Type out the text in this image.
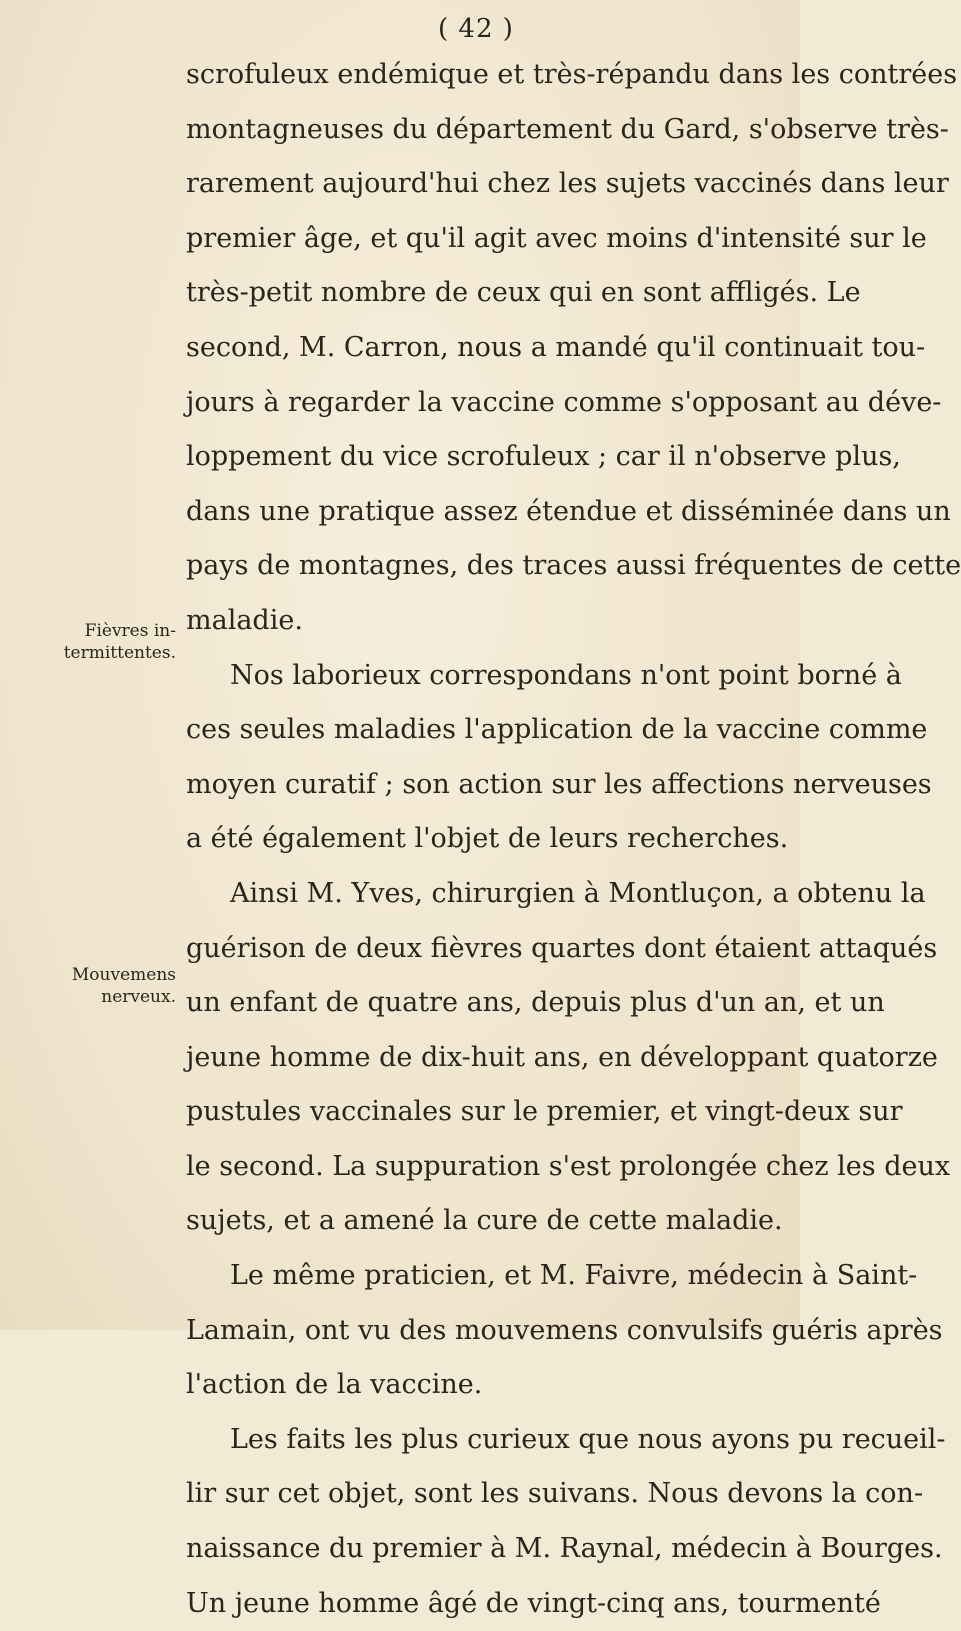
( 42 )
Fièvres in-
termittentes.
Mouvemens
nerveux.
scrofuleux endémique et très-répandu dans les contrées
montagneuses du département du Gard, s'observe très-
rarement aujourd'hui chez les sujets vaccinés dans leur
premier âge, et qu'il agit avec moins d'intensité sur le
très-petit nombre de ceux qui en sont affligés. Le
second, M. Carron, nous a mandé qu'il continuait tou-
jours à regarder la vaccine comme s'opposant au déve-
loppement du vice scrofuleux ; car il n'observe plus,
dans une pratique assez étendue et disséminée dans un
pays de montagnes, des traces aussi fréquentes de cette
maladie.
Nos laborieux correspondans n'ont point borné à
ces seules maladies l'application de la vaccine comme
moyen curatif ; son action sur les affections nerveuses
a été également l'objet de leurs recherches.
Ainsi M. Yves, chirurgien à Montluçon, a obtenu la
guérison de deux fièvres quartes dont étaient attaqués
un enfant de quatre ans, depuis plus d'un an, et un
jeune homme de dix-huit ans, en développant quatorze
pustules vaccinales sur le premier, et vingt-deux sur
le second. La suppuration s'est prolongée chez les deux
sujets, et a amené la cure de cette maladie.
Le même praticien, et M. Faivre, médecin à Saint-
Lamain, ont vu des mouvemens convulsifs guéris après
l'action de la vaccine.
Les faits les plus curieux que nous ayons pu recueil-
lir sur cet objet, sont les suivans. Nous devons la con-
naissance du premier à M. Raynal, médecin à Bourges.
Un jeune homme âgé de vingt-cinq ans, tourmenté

------------------------------------

● **TASK PROMPT**:
Copy out the lines that hold "sujets".

● **THE REPLY**:
rarement aujourd'hui chez les sujets vaccinés dans leur
sujets, et a amené la cure de cette maladie.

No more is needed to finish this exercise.